● **Excerpted passage**:
----------------

Nvidia Turing Architecture [2018]

xpea · Mar 24, 2020

Kaotik said:
This specific implementation is NVIDIA specific, but Microsoft has demonstrated similar super-resolution tech on DirectML which would run on any compatible hardware, including XSX.

Yes but performance must have to be seen as XBSX RDNA2 has no tensor core and relay on shaders. No idea about PC RDNA2 version tough

Kaotik · Mar 24, 2020

xpea said:
Yes but performance must have to be seen as XBSX RDNA2 has no tensor core and relay on shaders. No idea about PC RDNA2 version tough

RDNA2 on PC probably won't have tensors either, but what at least XSX version of RDNA2 has is support for faster 4- and 8-bit precisions (also included in Vega 20 for PC but not for example RDNA1, RDNA1 w/ DeepLearning stuff then again probably does have them)
Also tensors aren't a necessity for performance, for example Controls version of DLSS is running on CUDA-cores, not tensors (until 26th when they release the DLSS 2.0 patch for it)

troyan · Mar 24, 2020

Current DLSS in Control doesnt use DL. It is an improved upscale filter which doesnt create new information based on a DL network.

Malo · Mar 24, 2020

troyan said:
Current DLSS in Control doesnt use DL. It is an improved upscale filter which doesnt create new information based on a DL network.

Wasn't it an early version of what became DLSS 2.0 that was based on all the training done previously? Just wasn't ready for running on Tensors? Nvidia certainly touted it as a method derived from deep learning.

Kaotik · Mar 24, 2020

Malo said:
Wasn't it an early version of what became DLSS 2.0 that was based on all the training done previously? Just wasn't ready for running on Tensors? Nvidia certainly touted it as a method derived from deep learning.

To my understanding it was just meant to imitate the results, but the computational tasks to get there having nothing to do with AI training, old or new, in any form

Malo · Mar 24, 2020

Yeah, they do use the phrasing that it imitates the results. Glad they're updating it.

w0lfram · Mar 26, 2020

Tensors are what Nvidia uses, because tensors are left-over transistors from the hand-me-down enterprise chips. Tensors are not game related or engineered into chips for Games. Again, just that Nvidia likes to try and use them for games, otherwise they can't tout, or upsell their Enterprise chips as premium gaming cards.

----------------

● **Given problem 1**: Set out the stretch of entries from their first line through the line containing "- text-line: provvedere" as a numbered list, leaving out any blank lines.

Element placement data
----------------

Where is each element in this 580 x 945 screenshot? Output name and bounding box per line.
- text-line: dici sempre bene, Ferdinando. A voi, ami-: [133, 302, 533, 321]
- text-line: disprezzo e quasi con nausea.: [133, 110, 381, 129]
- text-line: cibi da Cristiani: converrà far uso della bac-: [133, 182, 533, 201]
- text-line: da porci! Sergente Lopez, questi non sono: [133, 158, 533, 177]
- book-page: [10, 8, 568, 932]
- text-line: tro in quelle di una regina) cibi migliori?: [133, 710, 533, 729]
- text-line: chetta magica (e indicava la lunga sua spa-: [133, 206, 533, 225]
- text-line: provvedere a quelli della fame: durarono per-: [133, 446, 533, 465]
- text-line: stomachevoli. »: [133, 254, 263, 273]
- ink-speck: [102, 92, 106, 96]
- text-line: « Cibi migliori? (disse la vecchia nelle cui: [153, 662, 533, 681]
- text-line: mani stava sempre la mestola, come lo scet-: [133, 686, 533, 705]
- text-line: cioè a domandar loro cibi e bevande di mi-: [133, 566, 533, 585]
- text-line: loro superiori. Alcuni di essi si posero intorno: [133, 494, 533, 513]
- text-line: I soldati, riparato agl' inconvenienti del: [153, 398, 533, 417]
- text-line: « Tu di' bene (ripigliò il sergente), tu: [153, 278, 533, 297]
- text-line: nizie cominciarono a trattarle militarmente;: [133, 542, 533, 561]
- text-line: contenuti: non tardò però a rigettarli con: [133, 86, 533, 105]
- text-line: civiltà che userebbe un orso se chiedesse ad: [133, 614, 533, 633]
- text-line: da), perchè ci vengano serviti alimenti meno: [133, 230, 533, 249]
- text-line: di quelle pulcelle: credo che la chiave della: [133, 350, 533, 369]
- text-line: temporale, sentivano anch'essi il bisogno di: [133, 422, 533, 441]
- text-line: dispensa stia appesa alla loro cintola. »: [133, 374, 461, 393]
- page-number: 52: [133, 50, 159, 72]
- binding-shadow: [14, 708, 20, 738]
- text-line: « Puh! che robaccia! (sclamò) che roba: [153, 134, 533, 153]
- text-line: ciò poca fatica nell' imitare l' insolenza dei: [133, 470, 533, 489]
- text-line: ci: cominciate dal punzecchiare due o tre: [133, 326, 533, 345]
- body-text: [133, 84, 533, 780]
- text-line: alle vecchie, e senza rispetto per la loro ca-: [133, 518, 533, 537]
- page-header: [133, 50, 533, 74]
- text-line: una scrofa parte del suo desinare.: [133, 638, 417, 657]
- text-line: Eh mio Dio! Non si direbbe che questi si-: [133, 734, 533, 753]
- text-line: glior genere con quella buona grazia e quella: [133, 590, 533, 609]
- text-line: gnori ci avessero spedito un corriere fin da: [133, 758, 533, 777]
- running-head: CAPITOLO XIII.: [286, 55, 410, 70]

----------------

● **Given problem 2**: Summarize the forum thread in three sentences.

● **Finished answer 1**:
1. Where is each element in this 580 x 945 screenshot? Output name and bounding box per line.
2. - text-line: dici sempre bene, Ferdinando. A voi, ami-: [133, 302, 533, 321]
3. - text-line: disprezzo e quasi con nausea.: [133, 110, 381, 129]
4. - text-line: cibi da Cristiani: converrà far uso della bac-: [133, 182, 533, 201]
5. - text-line: da porci! Sergente Lopez, questi non sono: [133, 158, 533, 177]
6. - book-page: [10, 8, 568, 932]
7. - text-line: tro in quelle di una regina) cibi migliori?: [133, 710, 533, 729]
8. - text-line: chetta magica (e indicava la lunga sua spa-: [133, 206, 533, 225]
9. - text-line: provvedere a quelli della fame: durarono per-: [133, 446, 533, 465]

● **Finished answer 2**: Kaotik notes that Microsoft has demonstrated super-resolution tech on DirectML that would run on any compatible hardware, including XSX, and xpea replies that performance remains to be seen because XBSX RDNA2 has no tensor cores and relies on shaders. Kaotik adds that tensors aren't a necessity for performance, since Control's version of DLSS runs on CUDA cores until the DLSS 2.0 patch, while troyan says that current version doesn't use deep learning and Kaotik understands it as only meant to imitate the results. w0lfram argues that tensors are leftover transistors from Nvidia's enterprise chips and are not engineered for games.